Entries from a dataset
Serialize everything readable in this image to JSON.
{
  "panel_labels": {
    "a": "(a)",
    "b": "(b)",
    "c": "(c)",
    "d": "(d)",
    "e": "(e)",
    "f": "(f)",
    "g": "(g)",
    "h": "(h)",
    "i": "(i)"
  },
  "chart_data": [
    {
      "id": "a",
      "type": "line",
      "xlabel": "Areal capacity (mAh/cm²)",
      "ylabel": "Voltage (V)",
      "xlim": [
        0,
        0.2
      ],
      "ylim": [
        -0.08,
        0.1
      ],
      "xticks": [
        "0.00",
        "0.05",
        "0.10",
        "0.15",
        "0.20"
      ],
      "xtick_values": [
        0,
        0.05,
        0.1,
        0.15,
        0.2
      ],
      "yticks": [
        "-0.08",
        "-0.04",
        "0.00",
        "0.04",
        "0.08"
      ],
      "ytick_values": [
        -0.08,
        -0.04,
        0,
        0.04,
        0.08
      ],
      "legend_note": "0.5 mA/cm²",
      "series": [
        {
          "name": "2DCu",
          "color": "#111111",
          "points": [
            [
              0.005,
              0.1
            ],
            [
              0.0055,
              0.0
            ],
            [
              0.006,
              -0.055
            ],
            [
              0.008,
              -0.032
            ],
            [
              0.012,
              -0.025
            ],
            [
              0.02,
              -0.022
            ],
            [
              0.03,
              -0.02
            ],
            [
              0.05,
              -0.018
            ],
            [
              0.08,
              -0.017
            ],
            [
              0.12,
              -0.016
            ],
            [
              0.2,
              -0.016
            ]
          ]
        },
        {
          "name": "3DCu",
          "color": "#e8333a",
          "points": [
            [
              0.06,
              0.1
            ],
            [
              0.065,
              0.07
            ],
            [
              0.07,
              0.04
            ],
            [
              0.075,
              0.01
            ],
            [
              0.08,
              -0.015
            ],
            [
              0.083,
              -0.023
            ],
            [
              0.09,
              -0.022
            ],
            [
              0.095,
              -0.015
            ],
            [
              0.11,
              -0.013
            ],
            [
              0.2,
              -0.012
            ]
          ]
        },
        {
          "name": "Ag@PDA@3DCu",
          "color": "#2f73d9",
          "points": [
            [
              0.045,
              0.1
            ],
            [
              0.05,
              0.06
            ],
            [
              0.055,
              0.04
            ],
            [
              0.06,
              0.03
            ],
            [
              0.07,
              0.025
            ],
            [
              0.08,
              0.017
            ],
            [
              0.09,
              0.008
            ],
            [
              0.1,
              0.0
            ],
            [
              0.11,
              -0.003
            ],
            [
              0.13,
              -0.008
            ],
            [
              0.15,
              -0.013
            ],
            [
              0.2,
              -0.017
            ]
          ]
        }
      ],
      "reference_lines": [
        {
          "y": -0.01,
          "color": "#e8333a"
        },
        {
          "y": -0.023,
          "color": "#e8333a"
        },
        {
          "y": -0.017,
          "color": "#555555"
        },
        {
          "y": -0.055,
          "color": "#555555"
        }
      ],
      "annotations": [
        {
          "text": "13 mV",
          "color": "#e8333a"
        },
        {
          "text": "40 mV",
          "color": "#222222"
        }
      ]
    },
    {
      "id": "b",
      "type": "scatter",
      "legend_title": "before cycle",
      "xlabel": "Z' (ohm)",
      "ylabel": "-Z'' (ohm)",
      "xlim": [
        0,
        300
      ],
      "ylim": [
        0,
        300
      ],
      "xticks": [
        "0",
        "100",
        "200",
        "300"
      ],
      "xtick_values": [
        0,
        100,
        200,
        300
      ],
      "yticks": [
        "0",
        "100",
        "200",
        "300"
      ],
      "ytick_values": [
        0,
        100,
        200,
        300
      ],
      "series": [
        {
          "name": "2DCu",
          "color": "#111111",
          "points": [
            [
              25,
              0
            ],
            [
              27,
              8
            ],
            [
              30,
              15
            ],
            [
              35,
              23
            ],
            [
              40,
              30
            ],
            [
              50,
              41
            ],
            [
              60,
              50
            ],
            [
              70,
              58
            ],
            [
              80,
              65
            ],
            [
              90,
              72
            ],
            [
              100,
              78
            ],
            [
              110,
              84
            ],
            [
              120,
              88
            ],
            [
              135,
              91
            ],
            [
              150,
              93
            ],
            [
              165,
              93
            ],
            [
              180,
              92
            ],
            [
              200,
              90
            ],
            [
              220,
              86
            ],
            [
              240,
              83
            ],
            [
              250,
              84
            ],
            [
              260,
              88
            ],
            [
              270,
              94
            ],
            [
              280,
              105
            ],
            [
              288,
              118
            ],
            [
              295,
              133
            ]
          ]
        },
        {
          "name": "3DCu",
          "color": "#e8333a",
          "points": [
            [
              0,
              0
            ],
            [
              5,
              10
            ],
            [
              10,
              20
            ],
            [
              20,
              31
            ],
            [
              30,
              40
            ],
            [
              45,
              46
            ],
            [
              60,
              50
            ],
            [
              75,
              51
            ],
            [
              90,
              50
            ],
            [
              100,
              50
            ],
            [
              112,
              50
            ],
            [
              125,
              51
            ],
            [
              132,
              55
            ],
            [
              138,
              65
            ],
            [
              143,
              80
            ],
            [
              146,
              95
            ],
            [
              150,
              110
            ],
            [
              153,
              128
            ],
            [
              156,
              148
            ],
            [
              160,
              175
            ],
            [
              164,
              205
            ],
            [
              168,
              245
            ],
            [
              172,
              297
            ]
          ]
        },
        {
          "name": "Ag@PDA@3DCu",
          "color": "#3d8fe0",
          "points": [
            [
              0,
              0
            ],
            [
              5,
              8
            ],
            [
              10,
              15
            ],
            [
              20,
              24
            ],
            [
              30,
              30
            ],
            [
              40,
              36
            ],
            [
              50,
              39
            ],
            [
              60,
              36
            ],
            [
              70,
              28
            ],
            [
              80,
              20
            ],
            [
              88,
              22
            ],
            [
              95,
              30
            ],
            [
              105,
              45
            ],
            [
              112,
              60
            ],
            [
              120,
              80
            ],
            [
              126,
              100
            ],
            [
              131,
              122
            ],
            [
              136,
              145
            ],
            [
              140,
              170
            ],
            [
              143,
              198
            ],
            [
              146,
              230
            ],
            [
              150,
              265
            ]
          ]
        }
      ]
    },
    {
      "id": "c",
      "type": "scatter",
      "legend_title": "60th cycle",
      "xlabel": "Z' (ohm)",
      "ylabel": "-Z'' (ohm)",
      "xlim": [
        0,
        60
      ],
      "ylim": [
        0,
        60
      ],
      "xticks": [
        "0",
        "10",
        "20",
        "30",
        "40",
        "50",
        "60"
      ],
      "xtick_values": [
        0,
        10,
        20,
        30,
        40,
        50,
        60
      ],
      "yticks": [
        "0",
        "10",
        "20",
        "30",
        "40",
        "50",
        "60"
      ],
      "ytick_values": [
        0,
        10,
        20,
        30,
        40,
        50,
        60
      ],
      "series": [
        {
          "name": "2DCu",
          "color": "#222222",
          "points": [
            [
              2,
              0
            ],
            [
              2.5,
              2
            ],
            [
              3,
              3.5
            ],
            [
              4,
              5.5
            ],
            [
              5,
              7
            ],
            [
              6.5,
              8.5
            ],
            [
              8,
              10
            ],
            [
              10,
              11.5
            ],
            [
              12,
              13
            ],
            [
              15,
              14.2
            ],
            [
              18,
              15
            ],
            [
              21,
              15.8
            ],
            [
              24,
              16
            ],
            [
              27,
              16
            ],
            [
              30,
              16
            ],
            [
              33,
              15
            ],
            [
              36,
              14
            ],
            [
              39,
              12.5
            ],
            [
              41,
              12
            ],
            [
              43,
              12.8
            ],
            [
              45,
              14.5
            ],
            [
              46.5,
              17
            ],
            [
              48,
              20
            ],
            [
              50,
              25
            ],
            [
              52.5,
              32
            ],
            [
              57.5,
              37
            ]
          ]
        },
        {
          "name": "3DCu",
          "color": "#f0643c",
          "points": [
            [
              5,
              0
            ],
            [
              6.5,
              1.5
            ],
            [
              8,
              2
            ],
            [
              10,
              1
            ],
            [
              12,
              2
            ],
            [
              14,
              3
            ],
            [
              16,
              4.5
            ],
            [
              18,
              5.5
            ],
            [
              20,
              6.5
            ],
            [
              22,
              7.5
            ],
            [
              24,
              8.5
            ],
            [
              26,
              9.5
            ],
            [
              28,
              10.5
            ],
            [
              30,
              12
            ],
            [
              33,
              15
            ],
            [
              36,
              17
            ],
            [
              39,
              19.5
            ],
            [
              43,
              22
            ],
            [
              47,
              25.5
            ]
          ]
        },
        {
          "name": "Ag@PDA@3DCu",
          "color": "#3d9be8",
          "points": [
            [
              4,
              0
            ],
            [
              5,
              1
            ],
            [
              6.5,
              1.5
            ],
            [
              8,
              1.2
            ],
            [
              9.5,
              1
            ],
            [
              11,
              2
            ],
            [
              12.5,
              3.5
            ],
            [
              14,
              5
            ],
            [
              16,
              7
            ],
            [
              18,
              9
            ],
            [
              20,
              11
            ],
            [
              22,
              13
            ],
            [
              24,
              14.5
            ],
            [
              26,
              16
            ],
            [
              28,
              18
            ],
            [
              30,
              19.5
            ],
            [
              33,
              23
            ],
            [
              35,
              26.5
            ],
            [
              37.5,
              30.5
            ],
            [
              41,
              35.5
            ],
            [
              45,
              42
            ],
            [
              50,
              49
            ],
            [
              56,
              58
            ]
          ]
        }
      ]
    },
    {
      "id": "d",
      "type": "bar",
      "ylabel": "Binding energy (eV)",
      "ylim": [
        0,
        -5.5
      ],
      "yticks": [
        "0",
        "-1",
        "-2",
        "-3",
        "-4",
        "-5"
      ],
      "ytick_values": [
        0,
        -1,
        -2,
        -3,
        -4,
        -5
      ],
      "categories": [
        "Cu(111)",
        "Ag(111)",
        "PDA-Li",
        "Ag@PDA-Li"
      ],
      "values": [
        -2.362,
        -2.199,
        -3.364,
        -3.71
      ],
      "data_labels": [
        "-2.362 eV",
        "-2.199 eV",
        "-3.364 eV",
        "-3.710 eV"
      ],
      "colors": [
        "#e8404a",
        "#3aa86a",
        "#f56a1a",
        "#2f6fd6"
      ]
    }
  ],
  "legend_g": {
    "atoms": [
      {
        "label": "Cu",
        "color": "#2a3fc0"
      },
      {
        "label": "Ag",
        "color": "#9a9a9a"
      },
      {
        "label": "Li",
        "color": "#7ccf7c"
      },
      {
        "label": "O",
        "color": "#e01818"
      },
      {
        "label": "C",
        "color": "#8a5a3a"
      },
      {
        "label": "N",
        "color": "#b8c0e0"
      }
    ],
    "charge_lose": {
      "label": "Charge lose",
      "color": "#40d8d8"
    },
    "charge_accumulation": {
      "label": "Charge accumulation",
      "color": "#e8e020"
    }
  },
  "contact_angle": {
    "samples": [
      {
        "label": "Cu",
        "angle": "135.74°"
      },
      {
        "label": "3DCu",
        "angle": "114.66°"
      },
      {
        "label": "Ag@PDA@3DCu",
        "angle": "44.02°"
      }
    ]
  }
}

To do:
What is the number of lines in the listing that include the word "cycle"? Give that number and nothing else.

Task solution:
2